EXERCISE OBJECTIVE -> Set down the records once more, please, exactly and with the pictures left out.

(begin)

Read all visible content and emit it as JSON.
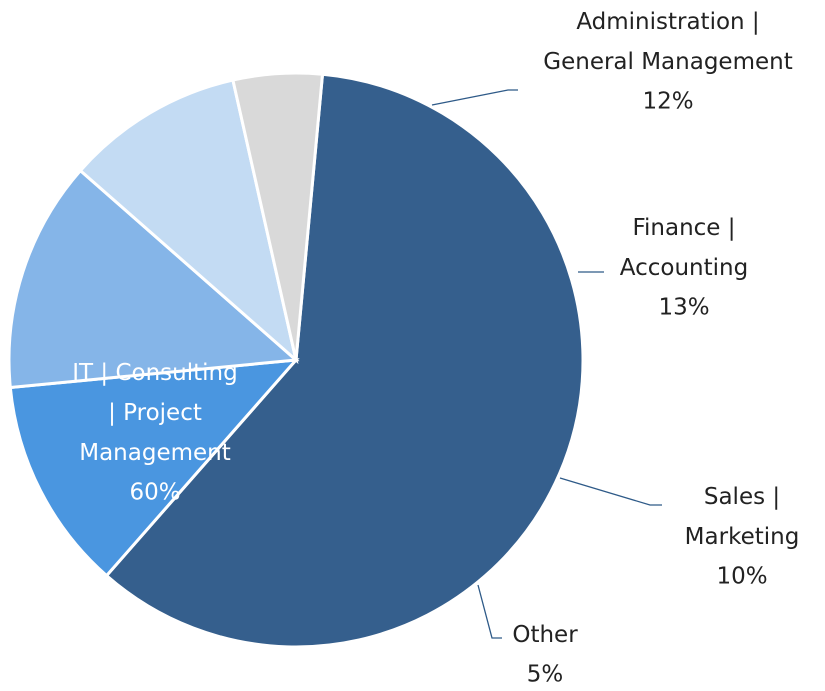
{
  "chart_data": {
    "type": "pie",
    "categories": [
      "IT | Consulting | Project Management",
      "Administration | General Management",
      "Finance | Accounting",
      "Sales | Marketing",
      "Other"
    ],
    "values": [
      60,
      12,
      13,
      10,
      5
    ],
    "value_labels": [
      "60%",
      "12%",
      "13%",
      "10%",
      "5%"
    ],
    "colors": [
      "#355f8d",
      "#4a96e0",
      "#85b5e8",
      "#c3dbf3",
      "#d9d9d9"
    ]
  }
}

(end)

SOLUTION TO THIS EXERCISE ->
Read all visible content and emit it as JSON.
{
  "chart_data": {
    "type": "pie",
    "categories": [
      "IT | Consulting | Project Management",
      "Administration | General Management",
      "Finance | Accounting",
      "Sales | Marketing",
      "Other"
    ],
    "values": [
      60,
      12,
      13,
      10,
      5
    ],
    "value_labels": [
      "60%",
      "12%",
      "13%",
      "10%",
      "5%"
    ],
    "colors": [
      "#355f8d",
      "#4a96e0",
      "#85b5e8",
      "#c3dbf3",
      "#d9d9d9"
    ]
  }
}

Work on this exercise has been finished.